## Data shown

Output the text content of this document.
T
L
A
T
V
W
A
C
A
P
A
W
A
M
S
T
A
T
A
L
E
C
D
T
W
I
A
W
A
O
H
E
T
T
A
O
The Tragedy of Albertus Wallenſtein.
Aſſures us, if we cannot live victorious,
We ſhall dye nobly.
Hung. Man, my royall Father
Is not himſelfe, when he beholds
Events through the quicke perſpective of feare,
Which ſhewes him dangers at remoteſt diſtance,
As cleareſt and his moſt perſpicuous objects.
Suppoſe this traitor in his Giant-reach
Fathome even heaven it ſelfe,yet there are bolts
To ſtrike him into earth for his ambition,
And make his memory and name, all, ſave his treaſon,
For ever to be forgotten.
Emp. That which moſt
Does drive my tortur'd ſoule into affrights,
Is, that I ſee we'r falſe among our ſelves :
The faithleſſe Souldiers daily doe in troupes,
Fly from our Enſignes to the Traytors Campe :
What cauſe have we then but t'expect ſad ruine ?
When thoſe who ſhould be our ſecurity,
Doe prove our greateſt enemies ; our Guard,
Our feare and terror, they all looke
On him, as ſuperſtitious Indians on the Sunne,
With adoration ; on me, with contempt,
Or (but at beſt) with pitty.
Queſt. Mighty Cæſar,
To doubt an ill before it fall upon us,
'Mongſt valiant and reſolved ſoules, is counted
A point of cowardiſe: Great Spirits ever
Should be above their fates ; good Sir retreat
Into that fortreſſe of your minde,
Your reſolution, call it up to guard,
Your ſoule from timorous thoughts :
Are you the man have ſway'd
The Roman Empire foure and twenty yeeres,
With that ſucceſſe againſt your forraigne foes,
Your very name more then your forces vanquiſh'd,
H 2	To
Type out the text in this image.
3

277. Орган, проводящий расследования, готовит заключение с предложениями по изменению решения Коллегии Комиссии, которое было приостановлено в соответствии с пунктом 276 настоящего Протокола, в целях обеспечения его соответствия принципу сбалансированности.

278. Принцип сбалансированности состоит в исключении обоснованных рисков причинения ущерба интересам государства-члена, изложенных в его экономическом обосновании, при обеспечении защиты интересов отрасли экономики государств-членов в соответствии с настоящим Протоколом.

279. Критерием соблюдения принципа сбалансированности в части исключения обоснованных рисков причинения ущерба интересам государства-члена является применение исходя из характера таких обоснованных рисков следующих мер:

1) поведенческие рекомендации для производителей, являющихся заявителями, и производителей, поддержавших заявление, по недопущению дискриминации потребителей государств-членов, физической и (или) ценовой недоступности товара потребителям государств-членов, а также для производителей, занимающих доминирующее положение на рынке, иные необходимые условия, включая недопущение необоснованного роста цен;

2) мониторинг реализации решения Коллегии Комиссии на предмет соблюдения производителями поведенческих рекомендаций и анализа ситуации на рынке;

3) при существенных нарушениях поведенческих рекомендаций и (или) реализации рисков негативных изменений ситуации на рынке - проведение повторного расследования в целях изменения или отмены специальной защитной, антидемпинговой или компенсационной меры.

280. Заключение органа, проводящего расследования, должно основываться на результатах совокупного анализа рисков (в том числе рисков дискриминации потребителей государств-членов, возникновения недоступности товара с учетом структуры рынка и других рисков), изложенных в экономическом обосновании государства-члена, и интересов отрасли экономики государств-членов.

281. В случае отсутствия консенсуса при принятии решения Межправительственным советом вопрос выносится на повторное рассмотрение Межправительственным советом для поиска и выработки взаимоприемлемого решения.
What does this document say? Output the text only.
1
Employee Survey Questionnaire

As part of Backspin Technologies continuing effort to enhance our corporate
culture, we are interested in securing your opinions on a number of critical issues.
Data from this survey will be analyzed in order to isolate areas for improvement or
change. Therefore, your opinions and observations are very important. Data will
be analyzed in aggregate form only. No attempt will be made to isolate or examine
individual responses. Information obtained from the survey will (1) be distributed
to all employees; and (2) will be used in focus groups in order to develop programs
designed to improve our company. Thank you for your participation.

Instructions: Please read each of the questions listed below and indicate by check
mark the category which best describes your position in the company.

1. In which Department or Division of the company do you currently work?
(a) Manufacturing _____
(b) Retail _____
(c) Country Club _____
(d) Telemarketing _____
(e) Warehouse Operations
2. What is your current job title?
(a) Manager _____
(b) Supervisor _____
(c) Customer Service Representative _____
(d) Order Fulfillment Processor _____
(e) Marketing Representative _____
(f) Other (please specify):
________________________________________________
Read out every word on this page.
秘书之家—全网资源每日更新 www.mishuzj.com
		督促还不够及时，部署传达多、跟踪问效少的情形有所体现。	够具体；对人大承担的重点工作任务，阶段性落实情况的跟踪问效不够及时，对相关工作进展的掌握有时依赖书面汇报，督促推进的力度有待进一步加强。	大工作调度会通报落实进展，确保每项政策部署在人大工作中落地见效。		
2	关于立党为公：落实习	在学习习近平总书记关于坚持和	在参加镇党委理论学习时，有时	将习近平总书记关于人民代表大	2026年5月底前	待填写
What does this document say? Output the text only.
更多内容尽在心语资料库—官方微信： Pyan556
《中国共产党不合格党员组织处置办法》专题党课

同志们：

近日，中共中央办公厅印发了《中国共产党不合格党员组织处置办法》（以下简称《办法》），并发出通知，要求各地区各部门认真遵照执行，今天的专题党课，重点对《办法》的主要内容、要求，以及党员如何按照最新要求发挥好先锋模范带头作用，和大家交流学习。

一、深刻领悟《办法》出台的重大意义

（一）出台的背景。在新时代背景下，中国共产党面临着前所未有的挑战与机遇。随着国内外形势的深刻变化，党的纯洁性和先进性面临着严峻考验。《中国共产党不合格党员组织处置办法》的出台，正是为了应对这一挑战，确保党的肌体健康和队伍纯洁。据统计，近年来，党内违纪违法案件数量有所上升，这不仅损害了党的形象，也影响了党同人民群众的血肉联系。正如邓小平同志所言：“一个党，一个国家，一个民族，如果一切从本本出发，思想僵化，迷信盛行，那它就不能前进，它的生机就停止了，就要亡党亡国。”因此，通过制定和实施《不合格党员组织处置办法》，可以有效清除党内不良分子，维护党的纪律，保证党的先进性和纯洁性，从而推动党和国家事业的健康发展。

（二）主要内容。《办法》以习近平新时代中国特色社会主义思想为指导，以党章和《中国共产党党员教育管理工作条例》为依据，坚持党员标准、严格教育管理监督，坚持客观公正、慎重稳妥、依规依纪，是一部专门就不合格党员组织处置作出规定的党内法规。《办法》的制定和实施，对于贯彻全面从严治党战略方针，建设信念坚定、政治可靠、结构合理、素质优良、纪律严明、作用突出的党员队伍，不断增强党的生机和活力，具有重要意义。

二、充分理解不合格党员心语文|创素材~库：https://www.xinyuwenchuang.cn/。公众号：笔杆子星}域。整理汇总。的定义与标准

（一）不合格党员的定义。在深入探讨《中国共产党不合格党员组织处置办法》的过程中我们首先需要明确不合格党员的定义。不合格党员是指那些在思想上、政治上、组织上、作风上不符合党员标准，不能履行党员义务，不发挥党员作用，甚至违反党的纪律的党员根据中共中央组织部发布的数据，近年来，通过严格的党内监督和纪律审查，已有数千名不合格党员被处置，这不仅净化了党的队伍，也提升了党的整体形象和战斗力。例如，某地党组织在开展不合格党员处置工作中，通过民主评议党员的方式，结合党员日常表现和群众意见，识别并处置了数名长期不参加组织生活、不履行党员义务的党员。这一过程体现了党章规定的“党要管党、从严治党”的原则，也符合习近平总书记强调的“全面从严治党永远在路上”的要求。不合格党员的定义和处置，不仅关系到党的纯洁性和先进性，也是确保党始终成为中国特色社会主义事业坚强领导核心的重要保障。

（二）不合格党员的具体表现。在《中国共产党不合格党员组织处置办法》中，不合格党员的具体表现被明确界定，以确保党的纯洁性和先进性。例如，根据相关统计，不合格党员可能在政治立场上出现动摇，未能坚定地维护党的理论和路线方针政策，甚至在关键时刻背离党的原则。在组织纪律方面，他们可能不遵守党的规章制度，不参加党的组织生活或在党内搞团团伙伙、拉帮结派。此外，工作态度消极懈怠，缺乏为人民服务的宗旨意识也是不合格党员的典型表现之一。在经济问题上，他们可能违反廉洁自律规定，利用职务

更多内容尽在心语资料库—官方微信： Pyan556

## Task to complete
Check each line of the entries above for the word "дискриминации". List the ones that have it.

## Full answer
1) поведенческие рекомендации для производителей, являющихся заявителями, и производителей, поддержавших заявление, по недопущению дискриминации потребителей государств-членов, физической и (или) ценовой недоступности товара потребителям государств-членов, а также для производителей, занимающих доминирующее положение на рынке, иные необходимые условия, включая недопущение необоснованного роста цен;
280. Заключение органа, проводящего расследования, должно основываться на результатах совокупного анализа рисков (в том числе рисков дискриминации потребителей государств-членов, возникновения недоступности товара с учетом структуры рынка и других рисков), изложенных в экономическом обосновании государства-члена, и интересов отрасли экономики государств-членов.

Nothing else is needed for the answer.